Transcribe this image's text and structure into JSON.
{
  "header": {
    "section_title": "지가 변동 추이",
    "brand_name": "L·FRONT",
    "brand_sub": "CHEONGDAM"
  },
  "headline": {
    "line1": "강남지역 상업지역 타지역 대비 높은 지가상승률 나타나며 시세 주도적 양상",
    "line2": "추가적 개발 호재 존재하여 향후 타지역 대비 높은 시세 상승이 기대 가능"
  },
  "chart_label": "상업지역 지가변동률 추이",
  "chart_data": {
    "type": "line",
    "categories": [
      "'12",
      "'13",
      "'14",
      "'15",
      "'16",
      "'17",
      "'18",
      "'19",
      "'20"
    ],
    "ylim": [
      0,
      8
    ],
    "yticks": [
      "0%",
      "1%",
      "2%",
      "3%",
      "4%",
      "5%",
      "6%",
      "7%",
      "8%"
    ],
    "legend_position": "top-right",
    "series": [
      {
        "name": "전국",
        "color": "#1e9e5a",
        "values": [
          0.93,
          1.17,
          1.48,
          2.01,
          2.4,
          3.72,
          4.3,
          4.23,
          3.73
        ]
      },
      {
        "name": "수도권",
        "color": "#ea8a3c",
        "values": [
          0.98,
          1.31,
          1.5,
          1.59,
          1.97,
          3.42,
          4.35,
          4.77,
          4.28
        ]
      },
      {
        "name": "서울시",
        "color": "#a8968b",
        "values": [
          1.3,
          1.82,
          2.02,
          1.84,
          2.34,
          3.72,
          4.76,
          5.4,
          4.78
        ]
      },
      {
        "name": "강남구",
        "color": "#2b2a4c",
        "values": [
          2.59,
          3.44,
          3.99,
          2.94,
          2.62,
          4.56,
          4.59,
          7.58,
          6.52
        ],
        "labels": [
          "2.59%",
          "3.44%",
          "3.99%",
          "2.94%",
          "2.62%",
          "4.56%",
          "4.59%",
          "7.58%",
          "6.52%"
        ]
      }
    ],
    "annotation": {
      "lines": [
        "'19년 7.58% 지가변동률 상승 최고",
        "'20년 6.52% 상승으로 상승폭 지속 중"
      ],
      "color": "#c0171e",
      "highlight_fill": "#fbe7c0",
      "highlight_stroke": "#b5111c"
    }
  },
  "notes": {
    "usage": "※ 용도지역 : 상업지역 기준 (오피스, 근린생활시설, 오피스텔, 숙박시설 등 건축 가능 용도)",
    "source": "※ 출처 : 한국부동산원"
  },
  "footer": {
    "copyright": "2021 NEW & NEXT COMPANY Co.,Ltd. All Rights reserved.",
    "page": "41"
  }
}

○ ○ ○ ○ ○

» Written request
In full and verbatim, repeat the records given above.

» The completed task
Transcribe this image's text and structure into JSON.
{
  "header": {
    "section_title": "지가 변동 추이",
    "brand_name": "L·FRONT",
    "brand_sub": "CHEONGDAM"
  },
  "headline": {
    "line1": "강남지역 상업지역 타지역 대비 높은 지가상승률 나타나며 시세 주도적 양상",
    "line2": "추가적 개발 호재 존재하여 향후 타지역 대비 높은 시세 상승이 기대 가능"
  },
  "chart_label": "상업지역 지가변동률 추이",
  "chart_data": {
    "type": "line",
    "categories": [
      "'12",
      "'13",
      "'14",
      "'15",
      "'16",
      "'17",
      "'18",
      "'19",
      "'20"
    ],
    "ylim": [
      0,
      8
    ],
    "yticks": [
      "0%",
      "1%",
      "2%",
      "3%",
      "4%",
      "5%",
      "6%",
      "7%",
      "8%"
    ],
    "legend_position": "top-right",
    "series": [
      {
        "name": "전국",
        "color": "#1e9e5a",
        "values": [
          0.93,
          1.17,
          1.48,
          2.01,
          2.4,
          3.72,
          4.3,
          4.23,
          3.73
        ]
      },
      {
        "name": "수도권",
        "color": "#ea8a3c",
        "values": [
          0.98,
          1.31,
          1.5,
          1.59,
          1.97,
          3.42,
          4.35,
          4.77,
          4.28
        ]
      },
      {
        "name": "서울시",
        "color": "#a8968b",
        "values": [
          1.3,
          1.82,
          2.02,
          1.84,
          2.34,
          3.72,
          4.76,
          5.4,
          4.78
        ]
      },
      {
        "name": "강남구",
        "color": "#2b2a4c",
        "values": [
          2.59,
          3.44,
          3.99,
          2.94,
          2.62,
          4.56,
          4.59,
          7.58,
          6.52
        ],
        "labels": [
          "2.59%",
          "3.44%",
          "3.99%",
          "2.94%",
          "2.62%",
          "4.56%",
          "4.59%",
          "7.58%",
          "6.52%"
        ]
      }
    ],
    "annotation": {
      "lines": [
        "'19년 7.58% 지가변동률 상승 최고",
        "'20년 6.52% 상승으로 상승폭 지속 중"
      ],
      "color": "#c0171e",
      "highlight_fill": "#fbe7c0",
      "highlight_stroke": "#b5111c"
    }
  },
  "notes": {
    "usage": "※ 용도지역 : 상업지역 기준 (오피스, 근린생활시설, 오피스텔, 숙박시설 등 건축 가능 용도)",
    "source": "※ 출처 : 한국부동산원"
  },
  "footer": {
    "copyright": "2021 NEW & NEXT COMPANY Co.,Ltd. All Rights reserved.",
    "page": "41"
  }
}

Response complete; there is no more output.